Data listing
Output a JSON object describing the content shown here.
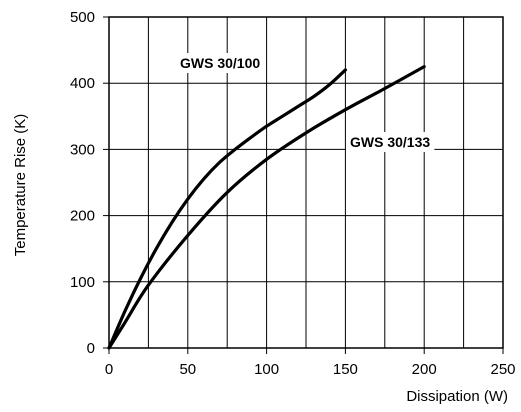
{
  "chart_data": {
    "type": "line",
    "title": "",
    "xlabel": "Dissipation (W)",
    "ylabel": "Temperature Rise (K)",
    "xlim": [
      0,
      250
    ],
    "ylim": [
      0,
      500
    ],
    "x_ticks": [
      0,
      50,
      100,
      150,
      200,
      250
    ],
    "y_ticks": [
      0,
      100,
      200,
      300,
      400,
      500
    ],
    "x_minor_step": 25,
    "y_minor_step": 100,
    "grid": true,
    "colors": {
      "axis": "#000000",
      "grid": "#000000",
      "series": "#000000",
      "label_background": "#ffffff"
    },
    "series": [
      {
        "name": "GWS 30/100",
        "x": [
          0,
          10,
          20,
          30,
          40,
          50,
          60,
          70,
          80,
          90,
          100,
          110,
          120,
          130,
          140,
          150
        ],
        "y": [
          0,
          55,
          105,
          150,
          190,
          225,
          255,
          280,
          300,
          318,
          335,
          350,
          365,
          380,
          398,
          420
        ]
      },
      {
        "name": "GWS 30/133",
        "x": [
          0,
          10,
          25,
          50,
          75,
          100,
          125,
          150,
          175,
          200
        ],
        "y": [
          0,
          38,
          95,
          170,
          235,
          285,
          325,
          360,
          392,
          425
        ]
      }
    ]
  }
}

■ **WORK TO COMPLETE**: Images should not appear in the copy; retype the listing above exactly.

■ **TASK RESULT**:
Output a JSON object describing the content shown here.
{
  "chart_data": {
    "type": "line",
    "title": "",
    "xlabel": "Dissipation (W)",
    "ylabel": "Temperature Rise (K)",
    "xlim": [
      0,
      250
    ],
    "ylim": [
      0,
      500
    ],
    "x_ticks": [
      0,
      50,
      100,
      150,
      200,
      250
    ],
    "y_ticks": [
      0,
      100,
      200,
      300,
      400,
      500
    ],
    "x_minor_step": 25,
    "y_minor_step": 100,
    "grid": true,
    "colors": {
      "axis": "#000000",
      "grid": "#000000",
      "series": "#000000",
      "label_background": "#ffffff"
    },
    "series": [
      {
        "name": "GWS 30/100",
        "x": [
          0,
          10,
          20,
          30,
          40,
          50,
          60,
          70,
          80,
          90,
          100,
          110,
          120,
          130,
          140,
          150
        ],
        "y": [
          0,
          55,
          105,
          150,
          190,
          225,
          255,
          280,
          300,
          318,
          335,
          350,
          365,
          380,
          398,
          420
        ]
      },
      {
        "name": "GWS 30/133",
        "x": [
          0,
          10,
          25,
          50,
          75,
          100,
          125,
          150,
          175,
          200
        ],
        "y": [
          0,
          38,
          95,
          170,
          235,
          285,
          325,
          360,
          392,
          425
        ]
      }
    ]
  }
}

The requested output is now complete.